**Your task:** Count the lines in the data below that contain the string "type", matching uppercase and lowercase exactly. Reply with the number alone.

**Input records:**
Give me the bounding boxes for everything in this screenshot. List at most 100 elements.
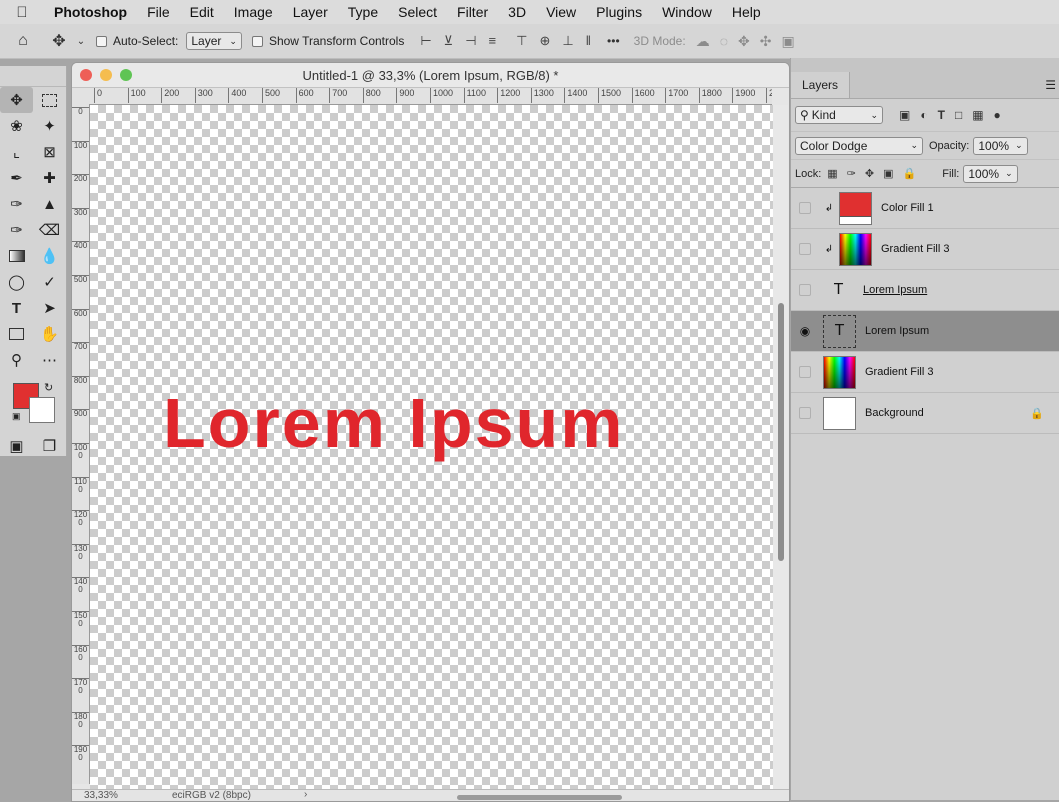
layer-row[interactable]: ↲ Gradient Fill 3 (791, 229, 1059, 270)
magic-wand-icon[interactable]: ✦ (33, 113, 66, 139)
close-window-button[interactable] (80, 69, 92, 81)
checkbox-icon[interactable] (251, 35, 263, 47)
menu-edit[interactable]: Edit (180, 4, 224, 20)
horizontal-ruler[interactable]: 0 100 200 300 400 500 600 700 800 900 1000 1100 1200… (89, 88, 772, 105)
eyedropper-icon[interactable]: ✒ (0, 165, 33, 191)
fill-input[interactable]: 100% ⌄ (963, 164, 1018, 183)
document-titlebar[interactable]: Untitled-1 @ 33,3% (Lorem Ipsum, RGB/8) … (72, 63, 789, 88)
menu-select[interactable]: Select (388, 4, 447, 20)
menu-window[interactable]: Window (652, 4, 722, 20)
more-options-button[interactable]: ••• (607, 34, 620, 48)
menu-help[interactable]: Help (722, 4, 771, 20)
frame-tool-icon[interactable]: ⊠ (33, 139, 66, 165)
home-icon[interactable]: ⌂ (0, 32, 46, 50)
dodge-tool-icon[interactable]: ◯ (0, 269, 33, 295)
lasso-tool-icon[interactable]: ❀ (0, 113, 33, 139)
distribute-icon[interactable]: ≡ (489, 33, 497, 49)
history-brush-icon[interactable]: ✑ (0, 217, 33, 243)
layer-row[interactable]: ◉ T Lorem Ipsum (791, 311, 1059, 352)
menu-filter[interactable]: Filter (447, 4, 498, 20)
minimize-window-button[interactable] (100, 69, 112, 81)
menu-3d[interactable]: 3D (498, 4, 536, 20)
quick-mask-icon[interactable]: ▣ (0, 433, 33, 459)
roll-3d-icon[interactable]: ◌ (720, 33, 728, 50)
move-tool-icon[interactable]: ✥ (46, 31, 72, 51)
tools-grip[interactable] (0, 66, 66, 87)
zoom-tool-icon[interactable]: ⚲ (0, 347, 33, 373)
blur-tool-icon[interactable]: 💧 (33, 243, 66, 269)
menu-type[interactable]: Type (338, 4, 388, 20)
menu-plugins[interactable]: Plugins (586, 4, 652, 20)
canvas-text-lorem-ipsum[interactable]: Lorem Ipsum (163, 383, 625, 463)
layer-row[interactable]: Background 🔒 (791, 393, 1059, 434)
visibility-toggle[interactable] (791, 243, 819, 255)
menu-image[interactable]: Image (224, 4, 283, 20)
zoom-level[interactable]: 33,33% (84, 790, 118, 801)
layer-row[interactable]: Gradient Fill 3 (791, 352, 1059, 393)
menu-layer[interactable]: Layer (283, 4, 338, 20)
menu-photoshop[interactable]: Photoshop (44, 4, 137, 20)
more-tools-icon[interactable]: ⋯ (33, 347, 66, 373)
canvas[interactable]: Lorem Ipsum (90, 105, 773, 789)
menu-view[interactable]: View (536, 4, 586, 20)
crop-tool-icon[interactable]: ⌞ (0, 139, 33, 165)
lock-position-icon[interactable]: ✥ (865, 167, 874, 180)
smart-object-filter-icon[interactable]: ▦ (972, 108, 983, 122)
visibility-toggle[interactable] (791, 407, 819, 419)
healing-brush-icon[interactable]: ✚ (33, 165, 66, 191)
vertical-scrollbar[interactable] (773, 105, 788, 789)
image-filter-icon[interactable]: ▣ (899, 108, 910, 122)
rectangle-tool-icon[interactable] (0, 321, 33, 347)
distribute-vertical-icon[interactable]: ‖ (586, 33, 591, 49)
visibility-toggle[interactable] (791, 202, 819, 214)
lock-artboard-icon[interactable]: ▣ (883, 167, 893, 180)
checkbox-icon[interactable] (96, 35, 107, 47)
hand-tool-icon[interactable]: ✋ (33, 321, 66, 347)
vertical-ruler[interactable]: 0 100 200 300 400 500 600 700 800 900 1000 1100 1200… (72, 104, 90, 784)
lock-pixels-icon[interactable]: ✑ (847, 167, 856, 180)
slide-3d-icon[interactable]: ✣ (760, 33, 772, 50)
orbit-3d-icon[interactable]: ☁ (696, 33, 710, 50)
blend-mode-dropdown[interactable]: Color Dodge ⌄ (795, 136, 923, 155)
type-filter-icon[interactable]: T (938, 108, 945, 122)
chevron-down-icon[interactable]: ⌄ (72, 36, 90, 47)
screen-mode-icon[interactable]: ❐ (33, 433, 66, 459)
menu-file[interactable]: File (137, 4, 180, 20)
align-middle-icon[interactable]: ⊕ (539, 33, 550, 49)
auto-select-dropdown[interactable]: Layer ⌄ (186, 32, 242, 50)
shape-filter-icon[interactable]: □ (955, 108, 962, 122)
vertical-scroll-thumb[interactable] (778, 303, 784, 561)
align-center-icon[interactable]: ⊻ (444, 33, 454, 49)
path-select-icon[interactable]: ➤ (33, 295, 66, 321)
visibility-toggle[interactable]: ◉ (791, 324, 819, 338)
lock-all-icon[interactable]: 🔒 (903, 167, 917, 180)
align-top-icon[interactable]: ⊤ (516, 33, 527, 49)
apple-icon[interactable]:  (0, 4, 44, 21)
layer-row[interactable]: T Lorem Ipsum (791, 270, 1059, 311)
auto-select-checkbox[interactable]: Auto-Select: (96, 34, 178, 48)
ruler-corner[interactable] (72, 88, 90, 105)
camera-3d-icon[interactable]: ▣ (781, 33, 794, 50)
opacity-input[interactable]: 100% ⌄ (973, 136, 1028, 155)
tab-layers[interactable]: Layers (791, 72, 850, 98)
marquee-tool-icon[interactable] (33, 87, 66, 113)
swap-colors-icon[interactable]: ↻ (44, 381, 53, 394)
gradient-tool-icon[interactable] (0, 243, 33, 269)
default-colors-icon[interactable]: ▣ (12, 411, 21, 422)
status-menu-icon[interactable]: › (304, 789, 307, 800)
horizontal-scroll-thumb[interactable] (457, 795, 622, 800)
move-tool-icon[interactable]: ✥ (0, 87, 33, 113)
pen-tool-icon[interactable]: ✓ (33, 269, 66, 295)
drag-3d-icon[interactable]: ✥ (738, 33, 750, 50)
visibility-toggle[interactable] (791, 366, 819, 378)
align-left-icon[interactable]: ⊢ (420, 33, 431, 49)
align-bottom-icon[interactable]: ⊥ (562, 33, 573, 49)
filter-toggle-icon[interactable]: ● (994, 108, 1001, 122)
panel-menu-icon[interactable]: ☰ (1045, 78, 1056, 92)
show-transform-checkbox[interactable]: Show Transform Controls (251, 34, 404, 48)
lock-transparency-icon[interactable]: ▦ (827, 167, 837, 180)
clone-stamp-icon[interactable]: ▲ (33, 191, 66, 217)
lock-icon[interactable]: 🔒 (1030, 407, 1044, 420)
adjustment-filter-icon[interactable]: ◐ (920, 108, 927, 122)
brush-tool-icon[interactable]: ✑ (0, 191, 33, 217)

**Solution:** 2